Exercise goal =>
Reproduce the lines of the records word for word, beginning at the very start and ending with the line that contains "text-line: 磨炼着并成长着，付出着并收获着!但我不能沉浸在过去的 bbox=[193, 338, 1033, 374]", including both ends.

++++++

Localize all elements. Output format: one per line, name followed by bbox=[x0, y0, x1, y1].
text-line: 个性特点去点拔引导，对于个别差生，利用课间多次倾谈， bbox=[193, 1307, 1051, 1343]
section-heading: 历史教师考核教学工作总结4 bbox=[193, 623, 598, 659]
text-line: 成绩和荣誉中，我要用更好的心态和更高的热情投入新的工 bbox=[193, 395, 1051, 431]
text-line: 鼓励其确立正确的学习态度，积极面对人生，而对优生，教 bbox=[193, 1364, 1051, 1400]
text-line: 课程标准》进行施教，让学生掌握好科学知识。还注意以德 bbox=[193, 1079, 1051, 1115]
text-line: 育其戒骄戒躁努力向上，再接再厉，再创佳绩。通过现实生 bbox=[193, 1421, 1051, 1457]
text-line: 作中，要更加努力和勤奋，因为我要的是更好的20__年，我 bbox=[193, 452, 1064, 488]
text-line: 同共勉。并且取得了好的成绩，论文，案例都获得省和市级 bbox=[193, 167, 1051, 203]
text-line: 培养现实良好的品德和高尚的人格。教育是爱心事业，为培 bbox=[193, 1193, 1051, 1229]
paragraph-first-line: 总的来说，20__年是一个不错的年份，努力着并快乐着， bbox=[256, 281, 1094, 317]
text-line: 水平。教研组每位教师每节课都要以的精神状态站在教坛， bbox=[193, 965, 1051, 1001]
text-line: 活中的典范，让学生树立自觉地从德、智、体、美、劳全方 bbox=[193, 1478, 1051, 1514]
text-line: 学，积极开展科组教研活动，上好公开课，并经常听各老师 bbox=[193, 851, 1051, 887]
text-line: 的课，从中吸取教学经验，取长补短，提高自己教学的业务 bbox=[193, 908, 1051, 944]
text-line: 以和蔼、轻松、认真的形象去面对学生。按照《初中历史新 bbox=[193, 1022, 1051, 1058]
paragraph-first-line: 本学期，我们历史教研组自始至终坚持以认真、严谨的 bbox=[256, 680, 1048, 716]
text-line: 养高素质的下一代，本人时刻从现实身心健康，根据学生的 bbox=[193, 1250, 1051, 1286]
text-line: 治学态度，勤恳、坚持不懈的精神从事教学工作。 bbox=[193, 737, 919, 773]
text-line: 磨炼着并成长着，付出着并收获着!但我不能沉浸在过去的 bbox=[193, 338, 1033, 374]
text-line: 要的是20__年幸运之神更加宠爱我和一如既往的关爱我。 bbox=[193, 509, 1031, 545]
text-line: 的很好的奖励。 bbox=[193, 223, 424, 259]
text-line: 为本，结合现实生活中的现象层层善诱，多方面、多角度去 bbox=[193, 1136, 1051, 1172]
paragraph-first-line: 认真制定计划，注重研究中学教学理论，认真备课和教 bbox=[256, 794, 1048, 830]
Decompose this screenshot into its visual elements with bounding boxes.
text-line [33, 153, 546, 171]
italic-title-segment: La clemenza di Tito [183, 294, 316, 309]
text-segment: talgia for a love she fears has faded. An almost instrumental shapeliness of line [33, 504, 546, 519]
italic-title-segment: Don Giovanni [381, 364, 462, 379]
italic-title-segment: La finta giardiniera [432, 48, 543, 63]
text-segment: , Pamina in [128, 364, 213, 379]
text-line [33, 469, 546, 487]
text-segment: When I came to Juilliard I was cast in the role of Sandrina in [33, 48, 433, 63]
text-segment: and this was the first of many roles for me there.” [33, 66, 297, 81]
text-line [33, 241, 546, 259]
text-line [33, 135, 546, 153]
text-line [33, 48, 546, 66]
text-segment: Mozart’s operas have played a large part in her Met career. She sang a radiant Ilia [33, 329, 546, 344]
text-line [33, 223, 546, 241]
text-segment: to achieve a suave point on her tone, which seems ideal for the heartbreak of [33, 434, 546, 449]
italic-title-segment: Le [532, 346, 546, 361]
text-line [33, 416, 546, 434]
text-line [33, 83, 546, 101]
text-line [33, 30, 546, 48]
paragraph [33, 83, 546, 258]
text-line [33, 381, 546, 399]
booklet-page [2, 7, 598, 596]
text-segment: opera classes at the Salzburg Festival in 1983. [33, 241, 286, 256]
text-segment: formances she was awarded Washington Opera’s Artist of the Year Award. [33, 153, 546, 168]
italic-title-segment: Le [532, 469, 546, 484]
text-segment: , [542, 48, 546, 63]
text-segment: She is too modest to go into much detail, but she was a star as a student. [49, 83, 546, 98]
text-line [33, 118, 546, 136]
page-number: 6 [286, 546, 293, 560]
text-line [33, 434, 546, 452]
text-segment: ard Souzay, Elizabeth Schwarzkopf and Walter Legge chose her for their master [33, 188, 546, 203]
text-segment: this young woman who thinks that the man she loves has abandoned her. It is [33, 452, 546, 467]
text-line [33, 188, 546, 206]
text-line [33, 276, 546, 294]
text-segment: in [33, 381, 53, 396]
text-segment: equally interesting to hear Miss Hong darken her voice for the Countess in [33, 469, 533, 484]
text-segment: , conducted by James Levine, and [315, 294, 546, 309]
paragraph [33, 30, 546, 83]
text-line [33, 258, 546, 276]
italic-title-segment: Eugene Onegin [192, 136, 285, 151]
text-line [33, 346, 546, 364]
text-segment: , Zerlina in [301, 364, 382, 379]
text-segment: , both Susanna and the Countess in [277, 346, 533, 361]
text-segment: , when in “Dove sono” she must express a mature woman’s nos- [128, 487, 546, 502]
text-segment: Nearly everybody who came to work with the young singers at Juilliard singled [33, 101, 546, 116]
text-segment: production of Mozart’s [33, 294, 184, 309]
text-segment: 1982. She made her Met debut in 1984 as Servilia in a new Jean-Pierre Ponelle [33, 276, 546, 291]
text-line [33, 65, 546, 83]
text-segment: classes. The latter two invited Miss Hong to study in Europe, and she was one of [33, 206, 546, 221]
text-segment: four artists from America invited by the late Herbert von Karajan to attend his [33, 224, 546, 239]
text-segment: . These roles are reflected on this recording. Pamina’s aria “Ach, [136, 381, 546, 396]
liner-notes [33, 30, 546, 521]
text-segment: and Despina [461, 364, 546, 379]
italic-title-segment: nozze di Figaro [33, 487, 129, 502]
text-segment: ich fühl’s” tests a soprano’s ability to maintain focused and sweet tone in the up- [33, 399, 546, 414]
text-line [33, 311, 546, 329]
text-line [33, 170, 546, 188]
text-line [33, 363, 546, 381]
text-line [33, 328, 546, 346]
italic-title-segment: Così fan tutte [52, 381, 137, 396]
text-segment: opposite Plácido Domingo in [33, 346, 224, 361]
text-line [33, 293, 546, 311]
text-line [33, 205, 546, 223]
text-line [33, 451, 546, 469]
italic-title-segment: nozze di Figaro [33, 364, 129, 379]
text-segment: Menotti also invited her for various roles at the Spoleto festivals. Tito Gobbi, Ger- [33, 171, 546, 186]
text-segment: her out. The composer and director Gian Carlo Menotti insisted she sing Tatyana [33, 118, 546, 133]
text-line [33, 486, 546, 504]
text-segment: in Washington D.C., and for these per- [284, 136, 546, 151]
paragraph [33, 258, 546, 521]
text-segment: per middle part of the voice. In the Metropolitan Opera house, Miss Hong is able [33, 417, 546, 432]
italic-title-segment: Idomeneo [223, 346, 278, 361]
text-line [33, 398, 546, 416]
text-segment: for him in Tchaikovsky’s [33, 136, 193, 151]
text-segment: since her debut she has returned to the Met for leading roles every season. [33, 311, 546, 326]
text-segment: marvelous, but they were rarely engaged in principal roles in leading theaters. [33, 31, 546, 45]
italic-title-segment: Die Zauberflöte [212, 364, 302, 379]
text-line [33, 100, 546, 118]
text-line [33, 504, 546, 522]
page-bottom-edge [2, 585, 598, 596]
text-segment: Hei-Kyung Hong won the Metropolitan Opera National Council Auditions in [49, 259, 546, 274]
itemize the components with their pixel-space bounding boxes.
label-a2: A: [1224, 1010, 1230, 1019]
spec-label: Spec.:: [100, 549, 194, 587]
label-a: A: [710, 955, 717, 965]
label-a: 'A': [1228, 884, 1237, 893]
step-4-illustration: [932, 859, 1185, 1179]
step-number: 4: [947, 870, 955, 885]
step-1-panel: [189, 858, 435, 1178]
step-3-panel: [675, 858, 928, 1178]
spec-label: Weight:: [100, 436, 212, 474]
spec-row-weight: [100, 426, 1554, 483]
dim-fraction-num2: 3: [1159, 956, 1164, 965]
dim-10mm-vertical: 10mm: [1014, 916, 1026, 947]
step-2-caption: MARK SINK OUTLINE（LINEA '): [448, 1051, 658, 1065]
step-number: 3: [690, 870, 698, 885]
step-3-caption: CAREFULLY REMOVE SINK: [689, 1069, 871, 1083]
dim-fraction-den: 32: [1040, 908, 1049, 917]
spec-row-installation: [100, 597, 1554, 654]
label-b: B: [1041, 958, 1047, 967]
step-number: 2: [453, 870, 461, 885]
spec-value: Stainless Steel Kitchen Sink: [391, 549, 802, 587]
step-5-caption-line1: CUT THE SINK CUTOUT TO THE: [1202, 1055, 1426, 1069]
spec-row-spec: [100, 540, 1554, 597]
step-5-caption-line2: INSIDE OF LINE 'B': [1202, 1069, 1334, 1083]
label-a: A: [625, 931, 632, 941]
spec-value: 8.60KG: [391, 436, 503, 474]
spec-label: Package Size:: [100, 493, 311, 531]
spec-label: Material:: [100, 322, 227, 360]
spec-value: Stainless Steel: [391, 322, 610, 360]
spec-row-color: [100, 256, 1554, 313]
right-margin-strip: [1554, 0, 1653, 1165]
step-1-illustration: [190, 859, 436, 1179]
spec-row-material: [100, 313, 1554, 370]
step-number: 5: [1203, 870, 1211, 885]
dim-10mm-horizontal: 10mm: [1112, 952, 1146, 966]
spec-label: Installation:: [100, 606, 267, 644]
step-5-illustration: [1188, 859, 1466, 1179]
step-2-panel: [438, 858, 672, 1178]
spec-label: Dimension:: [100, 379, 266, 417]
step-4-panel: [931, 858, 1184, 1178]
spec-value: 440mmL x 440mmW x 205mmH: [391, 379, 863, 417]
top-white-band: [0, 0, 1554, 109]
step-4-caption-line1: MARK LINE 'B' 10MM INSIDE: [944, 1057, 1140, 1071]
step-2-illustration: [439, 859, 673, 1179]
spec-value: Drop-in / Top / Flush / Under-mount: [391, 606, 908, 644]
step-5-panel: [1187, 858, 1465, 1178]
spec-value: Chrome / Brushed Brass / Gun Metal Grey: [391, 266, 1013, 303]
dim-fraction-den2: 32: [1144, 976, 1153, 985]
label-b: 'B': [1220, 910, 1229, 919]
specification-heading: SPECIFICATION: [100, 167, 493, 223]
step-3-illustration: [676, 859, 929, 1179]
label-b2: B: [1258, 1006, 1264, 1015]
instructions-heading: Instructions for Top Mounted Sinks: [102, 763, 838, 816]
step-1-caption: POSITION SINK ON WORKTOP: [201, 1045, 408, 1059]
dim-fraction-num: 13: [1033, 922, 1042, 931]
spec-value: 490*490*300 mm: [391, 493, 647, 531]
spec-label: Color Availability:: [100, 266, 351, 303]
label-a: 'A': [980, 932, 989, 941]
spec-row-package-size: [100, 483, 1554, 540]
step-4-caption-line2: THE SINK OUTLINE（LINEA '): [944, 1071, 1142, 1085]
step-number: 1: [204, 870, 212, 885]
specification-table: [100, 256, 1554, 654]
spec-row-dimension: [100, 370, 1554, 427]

++++++

Written solution =>
Localize all elements. Output format: one per line, name followed by bbox=[x0, y0, x1, y1].
text-line: 个性特点去点拔引导，对于个别差生，利用课间多次倾谈， bbox=[193, 1307, 1051, 1343]
section-heading: 历史教师考核教学工作总结4 bbox=[193, 623, 598, 659]
text-line: 成绩和荣誉中，我要用更好的心态和更高的热情投入新的工 bbox=[193, 395, 1051, 431]
text-line: 鼓励其确立正确的学习态度，积极面对人生，而对优生，教 bbox=[193, 1364, 1051, 1400]
text-line: 课程标准》进行施教，让学生掌握好科学知识。还注意以德 bbox=[193, 1079, 1051, 1115]
text-line: 育其戒骄戒躁努力向上，再接再厉，再创佳绩。通过现实生 bbox=[193, 1421, 1051, 1457]
text-line: 作中，要更加努力和勤奋，因为我要的是更好的20__年，我 bbox=[193, 452, 1064, 488]
text-line: 同共勉。并且取得了好的成绩，论文，案例都获得省和市级 bbox=[193, 167, 1051, 203]
text-line: 培养现实良好的品德和高尚的人格。教育是爱心事业，为培 bbox=[193, 1193, 1051, 1229]
paragraph-first-line: 总的来说，20__年是一个不错的年份，努力着并快乐着， bbox=[256, 281, 1094, 317]
text-line: 水平。教研组每位教师每节课都要以的精神状态站在教坛， bbox=[193, 965, 1051, 1001]
text-line: 活中的典范，让学生树立自觉地从德、智、体、美、劳全方 bbox=[193, 1478, 1051, 1514]
text-line: 学，积极开展科组教研活动，上好公开课，并经常听各老师 bbox=[193, 851, 1051, 887]
text-line: 的课，从中吸取教学经验，取长补短，提高自己教学的业务 bbox=[193, 908, 1051, 944]
text-line: 以和蔼、轻松、认真的形象去面对学生。按照《初中历史新 bbox=[193, 1022, 1051, 1058]
paragraph-first-line: 本学期，我们历史教研组自始至终坚持以认真、严谨的 bbox=[256, 680, 1048, 716]
text-line: 养高素质的下一代，本人时刻从现实身心健康，根据学生的 bbox=[193, 1250, 1051, 1286]
text-line: 治学态度，勤恳、坚持不懈的精神从事教学工作。 bbox=[193, 737, 919, 773]
text-line: 磨炼着并成长着，付出着并收获着!但我不能沉浸在过去的 bbox=[193, 338, 1033, 374]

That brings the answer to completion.